Give every entry again, word for word and in full.

── THE DATA

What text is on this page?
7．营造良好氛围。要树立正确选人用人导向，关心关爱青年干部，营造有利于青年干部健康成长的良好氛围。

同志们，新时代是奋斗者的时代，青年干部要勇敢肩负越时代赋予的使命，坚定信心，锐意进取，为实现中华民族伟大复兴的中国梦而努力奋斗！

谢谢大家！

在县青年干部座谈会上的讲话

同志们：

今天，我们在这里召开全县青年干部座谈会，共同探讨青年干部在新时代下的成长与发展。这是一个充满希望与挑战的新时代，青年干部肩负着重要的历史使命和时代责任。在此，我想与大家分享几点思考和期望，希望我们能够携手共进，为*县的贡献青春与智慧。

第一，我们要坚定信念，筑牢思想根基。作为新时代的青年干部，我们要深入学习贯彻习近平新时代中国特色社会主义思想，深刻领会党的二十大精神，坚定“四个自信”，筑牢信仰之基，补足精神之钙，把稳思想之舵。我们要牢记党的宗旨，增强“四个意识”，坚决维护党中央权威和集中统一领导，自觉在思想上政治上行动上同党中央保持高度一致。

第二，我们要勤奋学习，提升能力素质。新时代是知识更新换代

────

== RESPONSE TO THE TASK ==
What text is on this page?
7．营造良好氛围。要树立正确选人用人导向，关心关爱青年干部，营造有利于青年干部健康成长的良好氛围。

同志们，新时代是奋斗者的时代，青年干部要勇敢肩负越时代赋予的使命，坚定信心，锐意进取，为实现中华民族伟大复兴的中国梦而努力奋斗！

谢谢大家！

在县青年干部座谈会上的讲话

同志们：

今天，我们在这里召开全县青年干部座谈会，共同探讨青年干部在新时代下的成长与发展。这是一个充满希望与挑战的新时代，青年干部肩负着重要的历史使命和时代责任。在此，我想与大家分享几点思考和期望，希望我们能够携手共进，为*县的贡献青春与智慧。

第一，我们要坚定信念，筑牢思想根基。作为新时代的青年干部，我们要深入学习贯彻习近平新时代中国特色社会主义思想，深刻领会党的二十大精神，坚定“四个自信”，筑牢信仰之基，补足精神之钙，把稳思想之舵。我们要牢记党的宗旨，增强“四个意识”，坚决维护党中央权威和集中统一领导，自觉在思想上政治上行动上同党中央保持高度一致。

第二，我们要勤奋学习，提升能力素质。新时代是知识更新换代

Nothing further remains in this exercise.